(Layout annotation records)
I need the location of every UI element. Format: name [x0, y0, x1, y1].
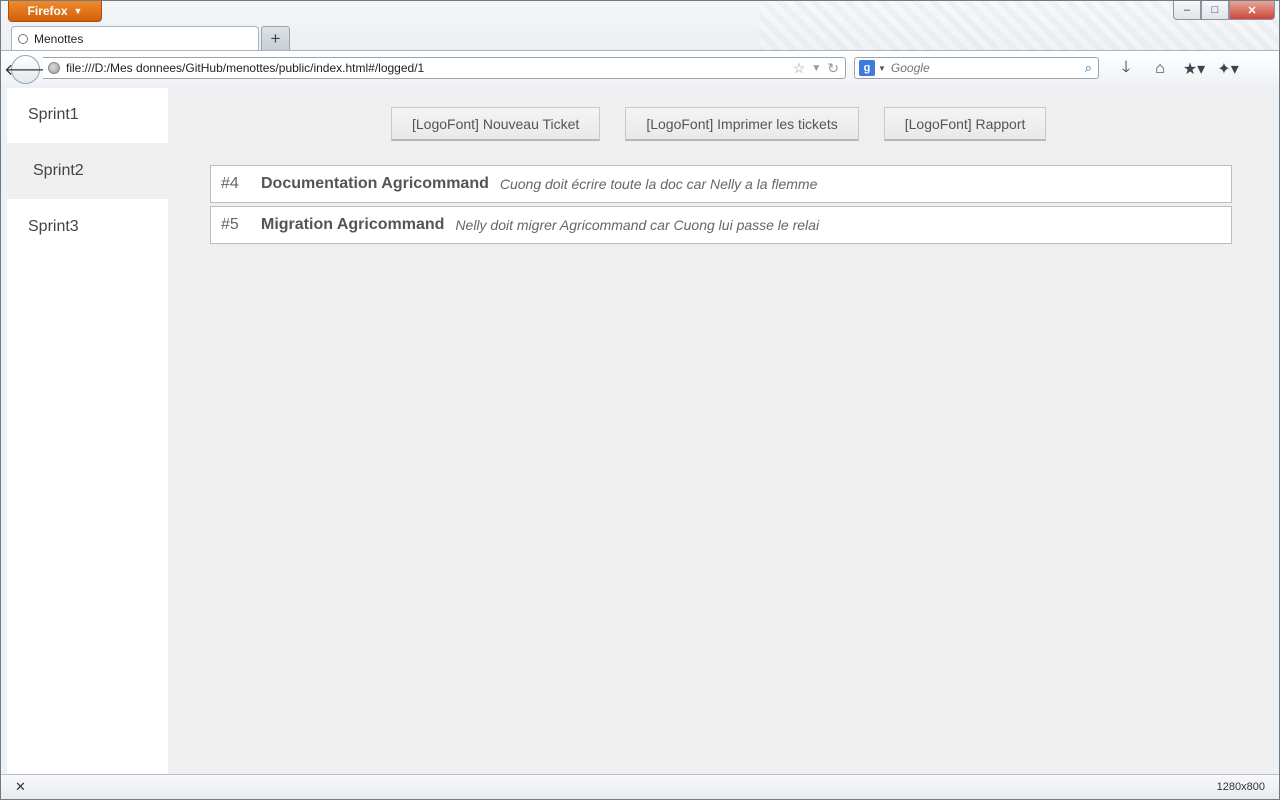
ticket-title: Migration Agricommand	[261, 216, 445, 233]
chevron-down-icon[interactable]: ▼	[878, 64, 886, 73]
download-icon[interactable]: 🡓	[1109, 57, 1143, 81]
close-icon[interactable]: ✕	[15, 779, 26, 795]
addon-icon[interactable]: ✦▾	[1211, 57, 1245, 81]
window-controls: – □ ✕	[1173, 1, 1275, 20]
browser-window: Firefox ▼ – □ ✕ Menottes + 🡐 ☆ ▼ ↻ g ▼ ⌕	[0, 0, 1280, 800]
sidebar-item-sprint1[interactable]: Sprint1	[7, 87, 168, 143]
print-tickets-button[interactable]: [LogoFont] Imprimer les tickets	[625, 107, 859, 141]
reload-icon[interactable]: ↻	[827, 60, 839, 77]
ticket-list: #4 Documentation Agricommand Cuong doit …	[210, 165, 1232, 247]
search-input[interactable]	[890, 61, 1085, 75]
ticket-row[interactable]: #4 Documentation Agricommand Cuong doit …	[210, 165, 1232, 203]
sidebar-item-label: Sprint3	[28, 218, 79, 235]
status-bar: ✕ 1280x800	[1, 774, 1279, 799]
window-size-label: 1280x800	[1216, 781, 1265, 793]
search-icon[interactable]: ⌕	[1085, 60, 1098, 76]
firefox-menu-label: Firefox	[27, 4, 68, 18]
back-button[interactable]: 🡐	[4, 55, 47, 84]
url-bar-icons: ☆ ▼ ↻	[793, 60, 845, 77]
browser-tab[interactable]: Menottes	[11, 26, 259, 50]
ticket-row[interactable]: #5 Migration Agricommand Nelly doit migr…	[210, 206, 1232, 244]
ticket-title: Documentation Agricommand	[261, 175, 489, 192]
ticket-description: Cuong doit écrire toute la doc car Nelly…	[499, 176, 818, 192]
bookmarks-menu-icon[interactable]: ★▾	[1177, 57, 1211, 81]
action-buttons: [LogoFont] Nouveau Ticket [LogoFont] Imp…	[391, 107, 1047, 141]
sidebar-item-sprint2[interactable]: Sprint2	[7, 143, 168, 199]
google-engine-icon[interactable]: g	[859, 60, 875, 76]
star-icon[interactable]: ☆	[793, 60, 806, 77]
new-ticket-button[interactable]: [LogoFont] Nouveau Ticket	[391, 107, 601, 141]
url-input[interactable]	[66, 61, 793, 75]
ticket-number: #5	[221, 216, 239, 233]
tab-title: Menottes	[34, 31, 84, 46]
firefox-menu-button[interactable]: Firefox ▼	[8, 1, 102, 22]
globe-icon	[48, 62, 60, 74]
sidebar-item-label: Sprint1	[28, 106, 79, 123]
sidebar-item-sprint3[interactable]: Sprint3	[7, 199, 168, 255]
tab-loading-icon	[18, 33, 28, 44]
sprint-sidebar: Sprint1 Sprint2 Sprint3	[7, 87, 168, 774]
ticket-number: #4	[221, 175, 239, 192]
ticket-description: Nelly doit migrer Agricommand car Cuong …	[455, 217, 820, 233]
toolbar-icons: 🡓 ⌂ ★▾ ✦▾	[1109, 57, 1245, 81]
page-content: Sprint1 Sprint2 Sprint3 [LogoFont] Nouve…	[7, 87, 1274, 774]
maximize-button[interactable]: □	[1201, 1, 1229, 20]
back-arrow-icon: 🡐	[4, 62, 47, 79]
search-bar[interactable]: g ▼ ⌕	[854, 57, 1099, 79]
close-window-button[interactable]: ✕	[1229, 1, 1275, 20]
navigation-bar: 🡐 ☆ ▼ ↻ g ▼ ⌕ 🡓 ⌂ ★▾ ✦▾	[1, 50, 1279, 88]
new-tab-button[interactable]: +	[261, 26, 290, 51]
chevron-down-icon: ▼	[73, 6, 83, 16]
sidebar-item-label: Sprint2	[33, 162, 84, 179]
home-icon[interactable]: ⌂	[1143, 57, 1177, 81]
url-bar[interactable]: ☆ ▼ ↻	[43, 57, 846, 79]
minimize-button[interactable]: –	[1173, 1, 1201, 20]
report-button[interactable]: [LogoFont] Rapport	[883, 107, 1047, 141]
chevron-down-icon[interactable]: ▼	[811, 63, 821, 74]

CHALLENGE:
Transcribe every line of the records above verbatim, omitting the pictures.

ANSWER TO THE EXERCISE:
I need the location of every UI element. Format: name [x0, y0, x1, y1].
ticket-title: Migration Agricommand	[261, 216, 445, 233]
chevron-down-icon[interactable]: ▼	[878, 64, 886, 73]
download-icon[interactable]: 🡓	[1109, 57, 1143, 81]
close-icon[interactable]: ✕	[15, 779, 26, 795]
addon-icon[interactable]: ✦▾	[1211, 57, 1245, 81]
window-controls: – □ ✕	[1173, 1, 1275, 20]
browser-window: Firefox ▼ – □ ✕ Menottes + 🡐 ☆ ▼ ↻ g ▼ ⌕	[0, 0, 1280, 800]
sidebar-item-sprint1[interactable]: Sprint1	[7, 87, 168, 143]
print-tickets-button[interactable]: [LogoFont] Imprimer les tickets	[625, 107, 859, 141]
reload-icon[interactable]: ↻	[827, 60, 839, 77]
ticket-list: #4 Documentation Agricommand Cuong doit …	[210, 165, 1232, 247]
search-input[interactable]	[890, 61, 1085, 75]
ticket-row[interactable]: #4 Documentation Agricommand Cuong doit …	[210, 165, 1232, 203]
sidebar-item-label: Sprint3	[28, 218, 79, 235]
status-bar: ✕ 1280x800	[1, 774, 1279, 799]
window-size-label: 1280x800	[1216, 781, 1265, 793]
search-icon[interactable]: ⌕	[1085, 60, 1098, 76]
firefox-menu-label: Firefox	[27, 4, 68, 18]
back-button[interactable]: 🡐	[4, 55, 47, 84]
url-bar-icons: ☆ ▼ ↻	[793, 60, 845, 77]
browser-tab[interactable]: Menottes	[11, 26, 259, 50]
ticket-row[interactable]: #5 Migration Agricommand Nelly doit migr…	[210, 206, 1232, 244]
ticket-title: Documentation Agricommand	[261, 175, 489, 192]
ticket-description: Cuong doit écrire toute la doc car Nelly…	[499, 176, 818, 192]
bookmarks-menu-icon[interactable]: ★▾	[1177, 57, 1211, 81]
action-buttons: [LogoFont] Nouveau Ticket [LogoFont] Imp…	[391, 107, 1047, 141]
sidebar-item-sprint2[interactable]: Sprint2	[7, 143, 168, 199]
google-engine-icon[interactable]: g	[859, 60, 875, 76]
star-icon[interactable]: ☆	[793, 60, 806, 77]
new-ticket-button[interactable]: [LogoFont] Nouveau Ticket	[391, 107, 601, 141]
url-input[interactable]	[66, 61, 793, 75]
ticket-number: #5	[221, 216, 239, 233]
tab-title: Menottes	[34, 31, 84, 46]
firefox-menu-button[interactable]: Firefox ▼	[8, 1, 102, 22]
globe-icon	[48, 62, 60, 74]
sidebar-item-label: Sprint1	[28, 106, 79, 123]
sidebar-item-sprint3[interactable]: Sprint3	[7, 199, 168, 255]
tab-loading-icon	[18, 33, 28, 44]
sprint-sidebar: Sprint1 Sprint2 Sprint3	[7, 87, 168, 774]
ticket-number: #4	[221, 175, 239, 192]
ticket-description: Nelly doit migrer Agricommand car Cuong …	[455, 217, 820, 233]
toolbar-icons: 🡓 ⌂ ★▾ ✦▾	[1109, 57, 1245, 81]
page-content: Sprint1 Sprint2 Sprint3 [LogoFont] Nouve…	[7, 87, 1274, 774]
maximize-button[interactable]: □	[1201, 1, 1229, 20]
back-arrow-icon: 🡐	[4, 62, 47, 79]
search-bar[interactable]: g ▼ ⌕	[854, 57, 1099, 79]
close-window-button[interactable]: ✕	[1229, 1, 1275, 20]
navigation-bar: 🡐 ☆ ▼ ↻ g ▼ ⌕ 🡓 ⌂ ★▾ ✦▾	[1, 50, 1279, 88]
new-tab-button[interactable]: +	[261, 26, 290, 51]
chevron-down-icon: ▼	[73, 6, 83, 16]
sidebar-item-label: Sprint2	[33, 162, 84, 179]
home-icon[interactable]: ⌂	[1143, 57, 1177, 81]
url-bar[interactable]: ☆ ▼ ↻	[43, 57, 846, 79]
minimize-button[interactable]: –	[1173, 1, 1201, 20]
report-button[interactable]: [LogoFont] Rapport	[883, 107, 1047, 141]
chevron-down-icon[interactable]: ▼	[811, 63, 821, 74]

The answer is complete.